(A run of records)
>> start
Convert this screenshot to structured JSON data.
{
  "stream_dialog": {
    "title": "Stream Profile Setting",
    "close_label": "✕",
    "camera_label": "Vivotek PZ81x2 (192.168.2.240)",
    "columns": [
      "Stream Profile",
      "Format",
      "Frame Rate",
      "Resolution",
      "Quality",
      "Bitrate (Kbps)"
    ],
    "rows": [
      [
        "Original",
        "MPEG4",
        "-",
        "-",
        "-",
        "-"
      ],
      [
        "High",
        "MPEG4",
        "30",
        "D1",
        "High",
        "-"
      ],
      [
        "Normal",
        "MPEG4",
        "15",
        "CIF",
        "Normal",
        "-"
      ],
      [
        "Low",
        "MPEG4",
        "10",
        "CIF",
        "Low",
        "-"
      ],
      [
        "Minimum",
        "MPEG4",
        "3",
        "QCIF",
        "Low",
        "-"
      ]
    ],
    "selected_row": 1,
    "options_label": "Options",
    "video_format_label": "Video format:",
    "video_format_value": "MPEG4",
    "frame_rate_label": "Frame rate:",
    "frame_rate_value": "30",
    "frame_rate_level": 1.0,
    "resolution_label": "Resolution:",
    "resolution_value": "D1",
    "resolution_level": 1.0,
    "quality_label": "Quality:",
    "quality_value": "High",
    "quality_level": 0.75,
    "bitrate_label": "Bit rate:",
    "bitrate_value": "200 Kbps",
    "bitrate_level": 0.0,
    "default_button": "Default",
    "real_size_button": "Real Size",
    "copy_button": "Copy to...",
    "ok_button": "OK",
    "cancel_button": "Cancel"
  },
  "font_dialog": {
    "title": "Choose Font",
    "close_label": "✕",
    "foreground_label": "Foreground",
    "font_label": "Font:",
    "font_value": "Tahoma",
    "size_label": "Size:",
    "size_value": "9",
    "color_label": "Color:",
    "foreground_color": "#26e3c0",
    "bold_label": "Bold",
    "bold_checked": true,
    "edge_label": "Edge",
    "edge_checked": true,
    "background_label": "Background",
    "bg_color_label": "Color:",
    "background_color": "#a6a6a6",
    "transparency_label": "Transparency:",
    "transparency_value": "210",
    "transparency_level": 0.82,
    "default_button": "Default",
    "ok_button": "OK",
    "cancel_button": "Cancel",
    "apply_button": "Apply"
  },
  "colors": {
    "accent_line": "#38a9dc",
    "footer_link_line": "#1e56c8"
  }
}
>> end
Each record above should be output again exactly.

Convert this screenshot to structured JSON data.
{
  "stream_dialog": {
    "title": "Stream Profile Setting",
    "close_label": "✕",
    "camera_label": "Vivotek PZ81x2 (192.168.2.240)",
    "columns": [
      "Stream Profile",
      "Format",
      "Frame Rate",
      "Resolution",
      "Quality",
      "Bitrate (Kbps)"
    ],
    "rows": [
      [
        "Original",
        "MPEG4",
        "-",
        "-",
        "-",
        "-"
      ],
      [
        "High",
        "MPEG4",
        "30",
        "D1",
        "High",
        "-"
      ],
      [
        "Normal",
        "MPEG4",
        "15",
        "CIF",
        "Normal",
        "-"
      ],
      [
        "Low",
        "MPEG4",
        "10",
        "CIF",
        "Low",
        "-"
      ],
      [
        "Minimum",
        "MPEG4",
        "3",
        "QCIF",
        "Low",
        "-"
      ]
    ],
    "selected_row": 1,
    "options_label": "Options",
    "video_format_label": "Video format:",
    "video_format_value": "MPEG4",
    "frame_rate_label": "Frame rate:",
    "frame_rate_value": "30",
    "frame_rate_level": 1.0,
    "resolution_label": "Resolution:",
    "resolution_value": "D1",
    "resolution_level": 1.0,
    "quality_label": "Quality:",
    "quality_value": "High",
    "quality_level": 0.75,
    "bitrate_label": "Bit rate:",
    "bitrate_value": "200 Kbps",
    "bitrate_level": 0.0,
    "default_button": "Default",
    "real_size_button": "Real Size",
    "copy_button": "Copy to...",
    "ok_button": "OK",
    "cancel_button": "Cancel"
  },
  "font_dialog": {
    "title": "Choose Font",
    "close_label": "✕",
    "foreground_label": "Foreground",
    "font_label": "Font:",
    "font_value": "Tahoma",
    "size_label": "Size:",
    "size_value": "9",
    "color_label": "Color:",
    "foreground_color": "#26e3c0",
    "bold_label": "Bold",
    "bold_checked": true,
    "edge_label": "Edge",
    "edge_checked": true,
    "background_label": "Background",
    "bg_color_label": "Color:",
    "background_color": "#a6a6a6",
    "transparency_label": "Transparency:",
    "transparency_value": "210",
    "transparency_level": 0.82,
    "default_button": "Default",
    "ok_button": "OK",
    "cancel_button": "Cancel",
    "apply_button": "Apply"
  },
  "colors": {
    "accent_line": "#38a9dc",
    "footer_link_line": "#1e56c8"
  }
}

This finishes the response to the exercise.